Reading passage =
In consideration for the Put Option, and subject to Bankruptcy Court approval, the Issuer will pay the Significant Equityholders an aggregate option premium of up to $9.5 million in immediately available funds (the “Put Option Premium”), payable in the following manner: (i) $2.0 million shall be paid no later than three (3) business days after the Bankruptcy Court enters an order approving the Equity Commitment Agreement; (ii) $2.5 million shall be paid on the date that the Bankruptcy Court enters an order approving a Competing Transaction; (iii) $5.5 million shall be paid upon the occurrence of certain Termination Events; and (iv) $7.5 million shall be paid on the Effective Date (as defined in the Equity Commitment Agreement) of the First Amended Plan if the Equity Commitment Agreement is not otherwise terminated earlier and remains in full force and effect.

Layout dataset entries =
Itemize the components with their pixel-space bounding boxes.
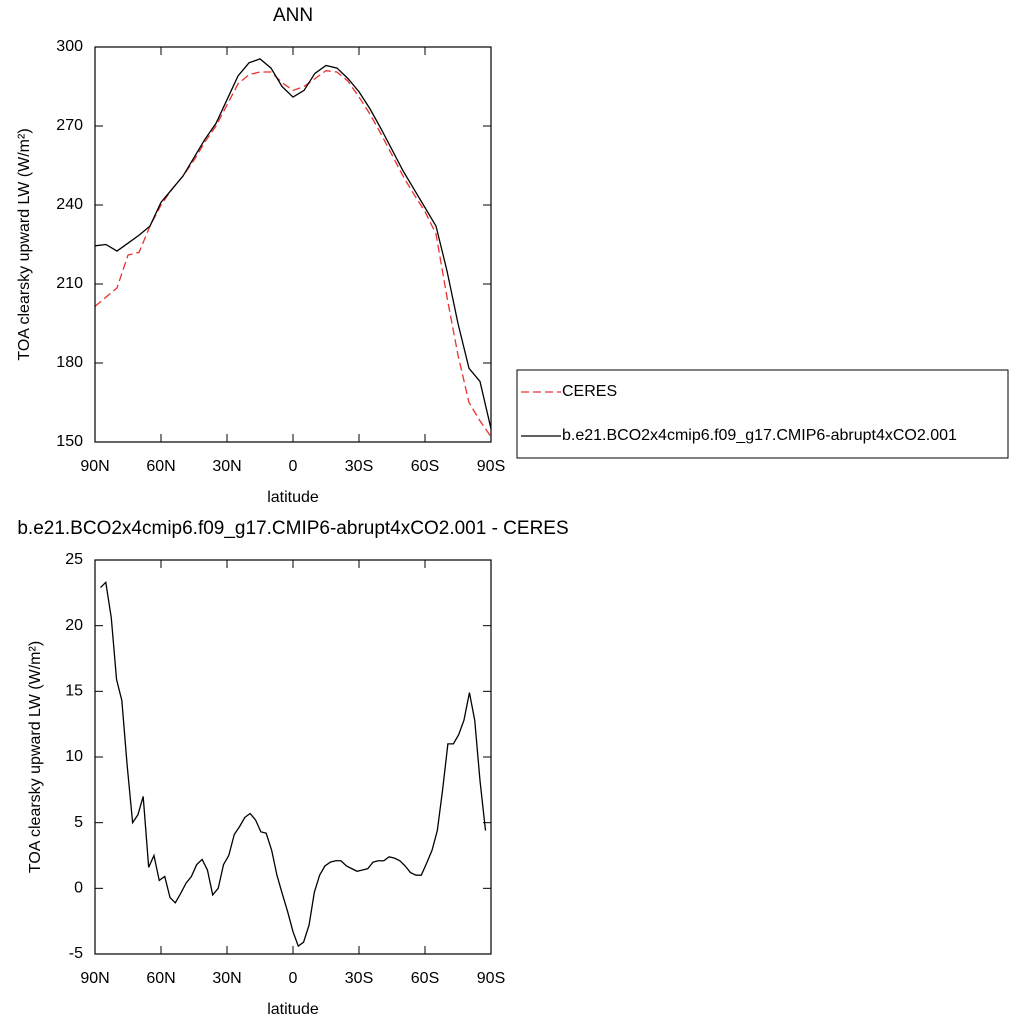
y-tick-label: 0 — [74, 880, 83, 897]
y-tick-label: 210 — [56, 275, 83, 292]
x-axis-label: latitude — [267, 489, 319, 506]
legend-label: b.e21.BCO2x4cmip6.f09_g17.CMIP6-abrupt4x… — [562, 427, 957, 444]
y-tick-label: 15 — [65, 683, 83, 700]
x-tick-label: 60N — [146, 970, 175, 987]
plot-frame — [94, 559, 492, 955]
x-tick-label: 90S — [477, 458, 505, 475]
x-tick-label: 30N — [212, 970, 241, 987]
chart-title: b.e21.BCO2x4cmip6.f09_g17.CMIP6-abrupt4x… — [17, 518, 568, 539]
y-tick-label: 270 — [56, 117, 83, 134]
x-tick-label: 60S — [411, 458, 439, 475]
x-tick-label: 90N — [80, 970, 109, 987]
y-tick-label: 180 — [56, 354, 83, 371]
data-line — [94, 58, 492, 429]
y-tick-label: 240 — [56, 196, 83, 213]
y-tick-label: 150 — [56, 433, 83, 450]
x-tick-label: 0 — [289, 970, 298, 987]
x-tick-label: 30N — [212, 458, 241, 475]
y-tick-label: 25 — [65, 551, 83, 568]
y-tick-label: 10 — [65, 748, 83, 765]
x-tick-label: 60N — [146, 458, 175, 475]
y-tick-label: 5 — [74, 814, 83, 831]
x-axis-label: latitude — [267, 1001, 319, 1018]
chart-title: ANN — [273, 5, 313, 26]
x-tick-label: 30S — [345, 458, 373, 475]
legend-label: CERES — [562, 383, 617, 400]
x-tick-label: 0 — [289, 458, 298, 475]
y-tick-label: 20 — [65, 617, 83, 634]
plot-frame — [94, 46, 492, 443]
y-tick-label: -5 — [69, 945, 83, 962]
x-tick-label: 60S — [411, 970, 439, 987]
x-tick-label: 90N — [80, 458, 109, 475]
x-tick-label: 30S — [345, 970, 373, 987]
legend-box — [516, 369, 1009, 459]
data-line — [100, 580, 487, 948]
y-tick-label: 300 — [56, 38, 83, 55]
data-line — [94, 70, 492, 438]
y-axis-label: TOA clearsky upward LW (W/m²) — [27, 641, 44, 873]
y-axis-label: TOA clearsky upward LW (W/m²) — [16, 128, 33, 360]
x-tick-label: 90S — [477, 970, 505, 987]
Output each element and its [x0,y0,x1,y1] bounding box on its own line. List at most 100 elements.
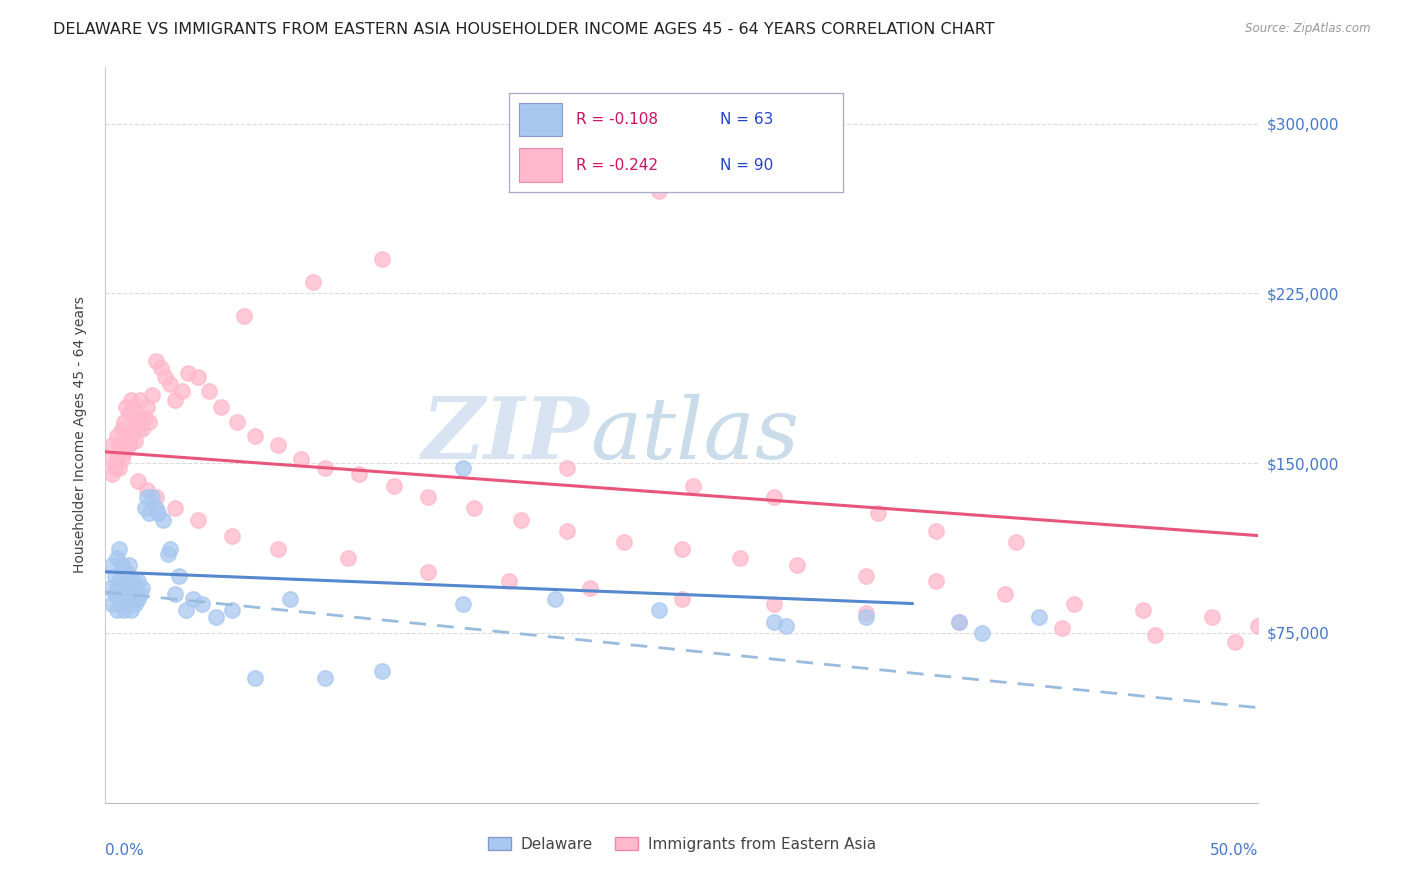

Problems =
**a)** Reproduce the stretch of the put option premium passage from "In consideration for" through "force and effect.".
**b)** According to the put option premium passage, when must the $2.0 million installment be paid?

Task-by-task outputs =
**a)**
In consideration for the Put Option, and subject to Bankruptcy Court approval, the Issuer will pay the Significant Equityholders an aggregate option premium of up to $9.5 million in immediately available funds (the “Put Option Premium”), payable in the following manner: (i) $2.0 million shall be paid no later than three (3) business days after the Bankruptcy Court enters an order approving the Equity Commitment Agreement; (ii) $2.5 million shall be paid on the date that the Bankruptcy Court enters an order approving a Competing Transaction; (iii) $5.5 million shall be paid upon the occurrence of certain Termination Events; and (iv) $7.5 million shall be paid on the Effective Date (as defined in the Equity Commitment Agreement) of the First Amended Plan if the Equity Commitment Agreement is not otherwise terminated earlier and remains in full force and effect.

**b)** No later than three business days after the Bankruptcy Court enters an order approving the Equity Commitment Agreement.